-- START Extracted data --
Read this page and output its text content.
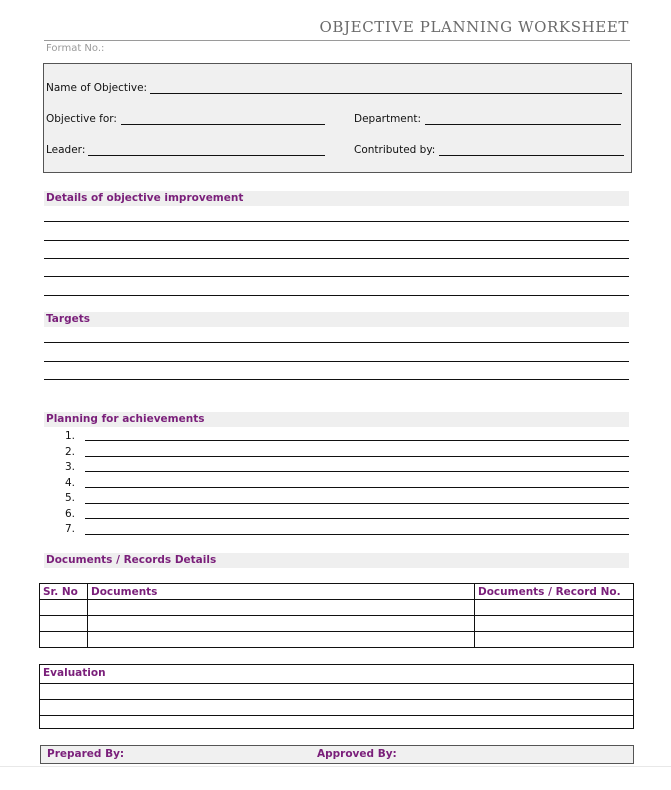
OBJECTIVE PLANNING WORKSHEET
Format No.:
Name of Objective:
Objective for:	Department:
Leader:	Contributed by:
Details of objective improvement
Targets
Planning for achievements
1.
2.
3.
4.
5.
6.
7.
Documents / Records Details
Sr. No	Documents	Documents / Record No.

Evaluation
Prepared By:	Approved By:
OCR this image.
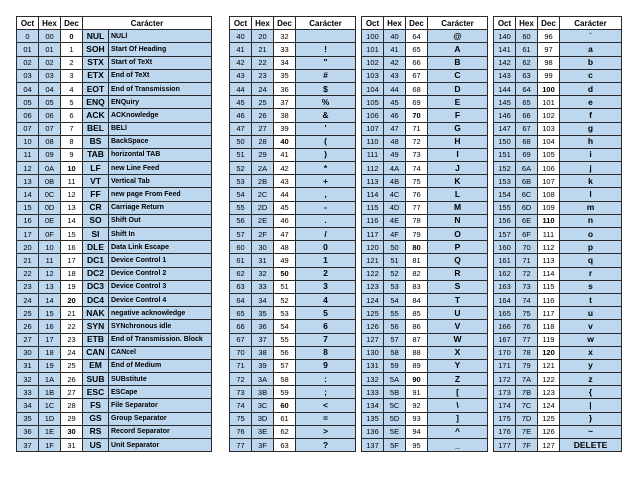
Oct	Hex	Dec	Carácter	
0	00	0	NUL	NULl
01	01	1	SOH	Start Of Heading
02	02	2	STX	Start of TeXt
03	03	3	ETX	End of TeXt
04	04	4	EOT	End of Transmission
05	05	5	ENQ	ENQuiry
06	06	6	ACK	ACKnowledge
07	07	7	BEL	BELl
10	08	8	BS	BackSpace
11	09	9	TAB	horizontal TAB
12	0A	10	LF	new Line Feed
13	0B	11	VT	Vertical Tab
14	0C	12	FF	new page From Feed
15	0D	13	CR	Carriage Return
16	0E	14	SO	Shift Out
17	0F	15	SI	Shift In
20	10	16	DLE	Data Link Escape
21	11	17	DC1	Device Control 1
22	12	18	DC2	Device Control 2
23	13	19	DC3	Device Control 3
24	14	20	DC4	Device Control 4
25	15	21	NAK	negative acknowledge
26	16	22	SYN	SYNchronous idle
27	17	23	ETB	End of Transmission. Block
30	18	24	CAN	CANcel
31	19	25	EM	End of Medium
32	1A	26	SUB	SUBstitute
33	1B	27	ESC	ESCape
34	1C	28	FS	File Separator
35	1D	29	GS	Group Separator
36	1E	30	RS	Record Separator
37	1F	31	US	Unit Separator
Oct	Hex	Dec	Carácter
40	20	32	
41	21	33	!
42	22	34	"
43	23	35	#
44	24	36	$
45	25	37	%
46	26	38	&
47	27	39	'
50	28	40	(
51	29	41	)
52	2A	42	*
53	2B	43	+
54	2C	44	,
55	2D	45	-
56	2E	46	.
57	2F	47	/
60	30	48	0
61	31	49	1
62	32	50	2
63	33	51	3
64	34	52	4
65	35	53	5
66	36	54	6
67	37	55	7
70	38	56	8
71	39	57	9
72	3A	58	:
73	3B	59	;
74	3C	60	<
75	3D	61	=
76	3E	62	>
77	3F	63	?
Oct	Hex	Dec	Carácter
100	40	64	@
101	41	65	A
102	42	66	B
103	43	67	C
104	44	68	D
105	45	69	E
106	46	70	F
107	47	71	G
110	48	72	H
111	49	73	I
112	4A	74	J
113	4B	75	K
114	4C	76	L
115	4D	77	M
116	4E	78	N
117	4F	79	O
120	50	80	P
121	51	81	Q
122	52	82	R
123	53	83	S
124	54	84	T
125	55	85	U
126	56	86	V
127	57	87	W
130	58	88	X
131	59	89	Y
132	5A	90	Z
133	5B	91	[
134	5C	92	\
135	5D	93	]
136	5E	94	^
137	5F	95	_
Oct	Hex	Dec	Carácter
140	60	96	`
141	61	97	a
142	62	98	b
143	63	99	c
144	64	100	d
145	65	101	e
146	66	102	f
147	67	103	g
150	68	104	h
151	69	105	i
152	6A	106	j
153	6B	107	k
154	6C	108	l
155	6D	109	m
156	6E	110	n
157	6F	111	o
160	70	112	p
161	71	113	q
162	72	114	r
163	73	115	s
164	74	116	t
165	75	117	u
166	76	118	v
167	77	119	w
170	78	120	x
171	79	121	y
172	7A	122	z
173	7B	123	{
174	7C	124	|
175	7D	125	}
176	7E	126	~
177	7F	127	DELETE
-- END Extracted data --
▶ **Given instruction**
Scan the entries above for the word "Transmission" and collect each line holding it.

▶ **Worked answer**
04	04	4	EOT	End of Transmission
27	17	23	ETB	End of Transmission. Block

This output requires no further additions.